• **Required actions**
1 – In the essay below on Wes Craven's Shocker, what does the killer in Shocker diffuse himself into?
2 – Please carry on the essay below about Wes Craven's Shocker, picking up right after its final sentence.

• **Selected text**
Craven would tackle his anxieties in-universe in 1994’s New Nightmare, which explicitly fashions Kreuger as a real demon that was no longer being channeled into horror films as palliatives. He would, in turn, further excoriate the horror genre in the Scream films, which have always felt somewhat self-superior and holier-than-thou to me, and generally less than invested in exploring the filmic language of horror cinema. (Although Scream II has some genuine miniature arias of meta-textual curiosity, like its opening film-screening-set double-kill, where the cult of fascination around Scream keeps a real murder from being recognized.) Shocker is much less focused than Craven’s later forays into self-critique, and generally gets the short end of the stick for that reason, despite, finally, exhibiting a much more salacious and curious attitude about how cinema and television work as visual mediums.

Another way of putting this: if Shocker anticipates New Nightmare’s more famous metatextual exploration of Craven’s own creation, famously figuring Nightmare as Craven channeling an uncontrollable demon unleashed by the potency of cinema, Shocker itself also feels much more like a genuinely demonic entity, a wild and wooly howl of disgust and ferocious anger, a film legitimately dealing with its own unclarifiables and emotional urges.(Scream, meanwhile, feels too much like a college paper on horror cinema.)Krueger, in New Nightmare, became an animated being, a demonic urge turned on its creators, most tellingly the technicians who literally tinker with and materialize Kreuger’s hand. In fact, New Nightmare reanimates a decades-old cinematic sensibility about channeling potentially divine or demonic forces beyond human control, tampering in the domain of what Noel Burch calls the “Frankensteinian” dream of cinema: the will to search for and recombine varying parts of matter in search of a new vision of possibility, anything from a better world to a proof we, finally, are all we have. Here, animated figures are generated but refuse to submit to their ostensible master, always teetering around a resistance they cultivate on their own. Shocker tackles these vitalist considerations quite literally in the form of a killer who diffuses himself into electrical energy, flowing with the plasmatic force and thereby discovering how he might control it, albeit never completely.

• **Given data**
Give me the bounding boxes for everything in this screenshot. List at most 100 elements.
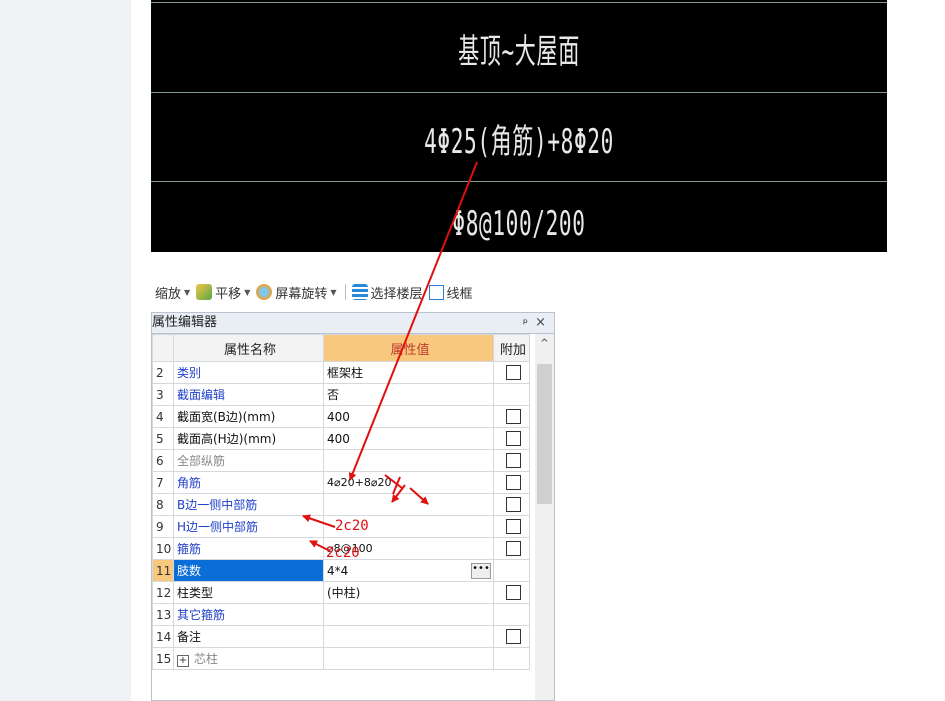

• **Answers for the exercise**
1 – Electrical energy.

2 –
In the middle section of the film, this allows him to take over the vital energy of other people and, in the final section, to take control of electrical currents themselves, famously concluding with a 20-minute sequence where Horace chases Jonathan through the television surfing from channel to channel. Horace Pinker takes over the airwaves, a cinematic monster being a televisual one who comes to suggest television’s monstrous interrogation of cinematic storytelling. With a rock ‘n’ roll energy and a frankly absurdist brio, Shocker thus replaces Nightmare’s florid giallo-adjacent nightmare logic with a glorious perversion of the American Dream of persistent access to all media at all times embodied in the solidification of a purportedly fluid culture that offers “something for everyone.” With so many opportunities and spaces for democratic transfer of energy, Craven suggests, there may only be so many more new ways to observe the same thing. Depending on your perspective, Shocker either suggests the glorious trespass of televisual surreality (with its plastic flow between segments and commercials and shows, rather than following a “logical” story from beginning to ending) into cinema, unloosening and untethering rational film with near-psychotic cartoon id, or, conversely, a plunging into a dark depth of artless chaos from which no meaningful order can be salvaged. Anarchically unchaining its most lurid impulses, Craven unleashes art forms upon one another, and very little survives the encounter.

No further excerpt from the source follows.